=== Job ===
Search the records below for the word "涂覆涂料前钢材表面处理" and show every line where it occurs.
---- Exercise inputs
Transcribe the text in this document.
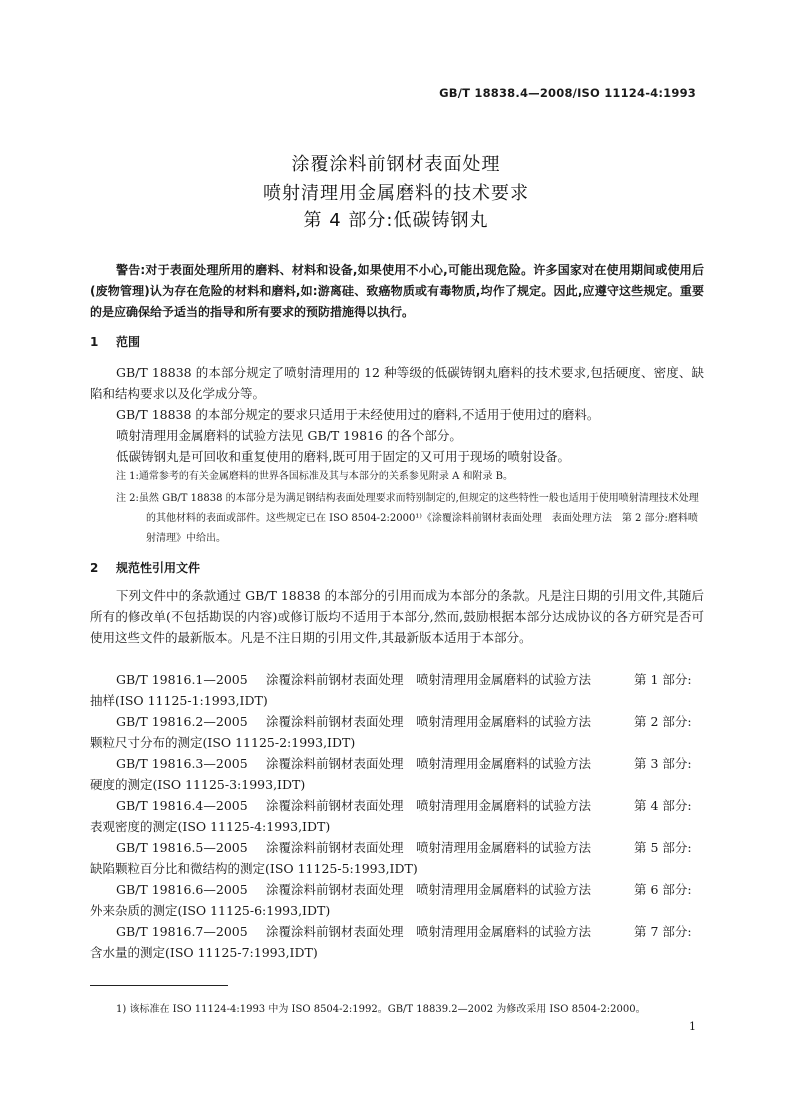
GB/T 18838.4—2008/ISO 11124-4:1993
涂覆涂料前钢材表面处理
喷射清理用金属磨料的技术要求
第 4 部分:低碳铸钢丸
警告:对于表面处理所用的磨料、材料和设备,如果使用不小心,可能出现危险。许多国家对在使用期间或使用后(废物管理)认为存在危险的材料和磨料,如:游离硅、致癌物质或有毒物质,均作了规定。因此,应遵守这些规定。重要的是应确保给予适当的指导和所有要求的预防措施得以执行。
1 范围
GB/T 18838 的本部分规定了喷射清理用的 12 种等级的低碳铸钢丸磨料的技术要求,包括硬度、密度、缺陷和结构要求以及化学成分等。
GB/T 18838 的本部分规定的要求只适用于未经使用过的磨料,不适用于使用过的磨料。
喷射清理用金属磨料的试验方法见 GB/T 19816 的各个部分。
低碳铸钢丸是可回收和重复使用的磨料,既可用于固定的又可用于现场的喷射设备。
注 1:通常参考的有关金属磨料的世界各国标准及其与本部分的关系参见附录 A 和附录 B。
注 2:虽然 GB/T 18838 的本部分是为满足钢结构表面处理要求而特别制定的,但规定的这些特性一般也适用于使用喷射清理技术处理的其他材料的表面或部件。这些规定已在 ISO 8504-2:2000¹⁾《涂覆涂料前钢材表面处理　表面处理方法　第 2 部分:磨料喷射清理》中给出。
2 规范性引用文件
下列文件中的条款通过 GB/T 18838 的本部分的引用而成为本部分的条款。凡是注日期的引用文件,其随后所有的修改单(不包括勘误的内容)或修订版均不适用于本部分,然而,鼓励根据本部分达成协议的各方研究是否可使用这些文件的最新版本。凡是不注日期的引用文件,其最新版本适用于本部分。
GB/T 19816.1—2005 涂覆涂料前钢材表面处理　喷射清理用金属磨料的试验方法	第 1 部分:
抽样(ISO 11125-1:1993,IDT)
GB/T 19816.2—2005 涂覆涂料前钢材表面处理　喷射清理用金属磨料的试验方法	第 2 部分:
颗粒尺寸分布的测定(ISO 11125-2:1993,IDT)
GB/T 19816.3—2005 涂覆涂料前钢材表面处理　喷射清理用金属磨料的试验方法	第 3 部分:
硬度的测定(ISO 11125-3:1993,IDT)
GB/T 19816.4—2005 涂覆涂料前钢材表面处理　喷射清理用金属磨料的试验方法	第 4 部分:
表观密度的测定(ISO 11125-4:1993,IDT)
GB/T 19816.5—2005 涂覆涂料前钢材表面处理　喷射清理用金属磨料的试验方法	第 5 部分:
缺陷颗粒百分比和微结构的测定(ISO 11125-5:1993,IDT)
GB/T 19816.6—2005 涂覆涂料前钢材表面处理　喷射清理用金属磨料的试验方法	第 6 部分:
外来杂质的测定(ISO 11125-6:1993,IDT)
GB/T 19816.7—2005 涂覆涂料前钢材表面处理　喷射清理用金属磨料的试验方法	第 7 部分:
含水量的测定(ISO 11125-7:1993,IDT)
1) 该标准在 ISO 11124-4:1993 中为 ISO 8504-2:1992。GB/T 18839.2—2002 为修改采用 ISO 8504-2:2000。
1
--------
=== Written solution ===
涂覆涂料前钢材表面处理
注 2:虽然 GB/T 18838 的本部分是为满足钢结构表面处理要求而特别制定的,但规定的这些特性一般也适用于使用喷射清理技术处理的其他材料的表面或部件。这些规定已在 ISO 8504-2:2000¹⁾《涂覆涂料前钢材表面处理　表面处理方法　第 2 部分:磨料喷射清理》中给出。
GB/T 19816.1—2005 涂覆涂料前钢材表面处理　喷射清理用金属磨料的试验方法	第 1 部分:
GB/T 19816.2—2005 涂覆涂料前钢材表面处理　喷射清理用金属磨料的试验方法	第 2 部分:
GB/T 19816.3—2005 涂覆涂料前钢材表面处理　喷射清理用金属磨料的试验方法	第 3 部分:
GB/T 19816.4—2005 涂覆涂料前钢材表面处理　喷射清理用金属磨料的试验方法	第 4 部分:
GB/T 19816.5—2005 涂覆涂料前钢材表面处理　喷射清理用金属磨料的试验方法	第 5 部分:
GB/T 19816.6—2005 涂覆涂料前钢材表面处理　喷射清理用金属磨料的试验方法	第 6 部分:
GB/T 19816.7—2005 涂覆涂料前钢材表面处理　喷射清理用金属磨料的试验方法	第 7 部分:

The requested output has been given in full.